◆ **THE PROBLEM**
All of the material below is to be repeated exactly.

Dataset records

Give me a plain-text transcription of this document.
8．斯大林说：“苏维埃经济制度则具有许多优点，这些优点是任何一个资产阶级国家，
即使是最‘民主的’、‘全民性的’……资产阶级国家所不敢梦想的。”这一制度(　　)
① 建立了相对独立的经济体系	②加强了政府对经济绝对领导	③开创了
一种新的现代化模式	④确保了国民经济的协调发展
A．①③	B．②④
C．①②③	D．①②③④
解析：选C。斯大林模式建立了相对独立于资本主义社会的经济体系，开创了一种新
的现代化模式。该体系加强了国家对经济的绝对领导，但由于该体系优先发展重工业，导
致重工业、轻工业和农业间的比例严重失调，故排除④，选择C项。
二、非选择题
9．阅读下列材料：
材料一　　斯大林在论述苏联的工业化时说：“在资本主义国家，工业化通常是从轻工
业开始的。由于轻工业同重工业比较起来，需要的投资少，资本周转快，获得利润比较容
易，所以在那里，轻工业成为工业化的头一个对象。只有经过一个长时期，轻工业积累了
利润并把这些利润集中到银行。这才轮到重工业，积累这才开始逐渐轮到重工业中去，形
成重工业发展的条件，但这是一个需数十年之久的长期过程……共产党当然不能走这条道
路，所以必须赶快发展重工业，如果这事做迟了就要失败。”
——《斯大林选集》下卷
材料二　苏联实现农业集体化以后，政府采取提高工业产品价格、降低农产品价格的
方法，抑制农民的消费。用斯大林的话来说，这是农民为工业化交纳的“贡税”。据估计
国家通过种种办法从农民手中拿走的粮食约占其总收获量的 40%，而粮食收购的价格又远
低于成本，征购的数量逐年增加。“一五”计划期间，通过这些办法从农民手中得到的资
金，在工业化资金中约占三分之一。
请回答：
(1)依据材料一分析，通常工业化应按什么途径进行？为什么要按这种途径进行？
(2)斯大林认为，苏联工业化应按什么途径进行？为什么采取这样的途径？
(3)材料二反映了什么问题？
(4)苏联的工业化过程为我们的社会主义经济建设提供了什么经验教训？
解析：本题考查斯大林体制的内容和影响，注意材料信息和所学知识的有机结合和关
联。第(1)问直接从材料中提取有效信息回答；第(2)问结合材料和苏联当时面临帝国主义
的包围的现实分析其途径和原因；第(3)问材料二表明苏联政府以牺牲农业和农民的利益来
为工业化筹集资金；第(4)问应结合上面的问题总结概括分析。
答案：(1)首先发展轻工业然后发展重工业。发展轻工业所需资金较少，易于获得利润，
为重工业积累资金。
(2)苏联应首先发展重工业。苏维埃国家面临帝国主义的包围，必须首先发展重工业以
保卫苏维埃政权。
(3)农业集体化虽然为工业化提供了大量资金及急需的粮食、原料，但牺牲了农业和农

◆ **RESPONSE TO THIS TASK**
Give me a plain-text transcription of this document.
8．斯大林说：“苏维埃经济制度则具有许多优点，这些优点是任何一个资产阶级国家，
即使是最‘民主的’、‘全民性的’……资产阶级国家所不敢梦想的。”这一制度(　　)
① 建立了相对独立的经济体系	②加强了政府对经济绝对领导	③开创了
一种新的现代化模式	④确保了国民经济的协调发展
A．①③	B．②④
C．①②③	D．①②③④
解析：选C。斯大林模式建立了相对独立于资本主义社会的经济体系，开创了一种新
的现代化模式。该体系加强了国家对经济的绝对领导，但由于该体系优先发展重工业，导
致重工业、轻工业和农业间的比例严重失调，故排除④，选择C项。
二、非选择题
9．阅读下列材料：
材料一　　斯大林在论述苏联的工业化时说：“在资本主义国家，工业化通常是从轻工
业开始的。由于轻工业同重工业比较起来，需要的投资少，资本周转快，获得利润比较容
易，所以在那里，轻工业成为工业化的头一个对象。只有经过一个长时期，轻工业积累了
利润并把这些利润集中到银行。这才轮到重工业，积累这才开始逐渐轮到重工业中去，形
成重工业发展的条件，但这是一个需数十年之久的长期过程……共产党当然不能走这条道
路，所以必须赶快发展重工业，如果这事做迟了就要失败。”
——《斯大林选集》下卷
材料二　苏联实现农业集体化以后，政府采取提高工业产品价格、降低农产品价格的
方法，抑制农民的消费。用斯大林的话来说，这是农民为工业化交纳的“贡税”。据估计
国家通过种种办法从农民手中拿走的粮食约占其总收获量的 40%，而粮食收购的价格又远
低于成本，征购的数量逐年增加。“一五”计划期间，通过这些办法从农民手中得到的资
金，在工业化资金中约占三分之一。
请回答：
(1)依据材料一分析，通常工业化应按什么途径进行？为什么要按这种途径进行？
(2)斯大林认为，苏联工业化应按什么途径进行？为什么采取这样的途径？
(3)材料二反映了什么问题？
(4)苏联的工业化过程为我们的社会主义经济建设提供了什么经验教训？
解析：本题考查斯大林体制的内容和影响，注意材料信息和所学知识的有机结合和关
联。第(1)问直接从材料中提取有效信息回答；第(2)问结合材料和苏联当时面临帝国主义
的包围的现实分析其途径和原因；第(3)问材料二表明苏联政府以牺牲农业和农民的利益来
为工业化筹集资金；第(4)问应结合上面的问题总结概括分析。
答案：(1)首先发展轻工业然后发展重工业。发展轻工业所需资金较少，易于获得利润，
为重工业积累资金。
(2)苏联应首先发展重工业。苏维埃国家面临帝国主义的包围，必须首先发展重工业以
保卫苏维埃政权。
(3)农业集体化虽然为工业化提供了大量资金及急需的粮食、原料，但牺牲了农业和农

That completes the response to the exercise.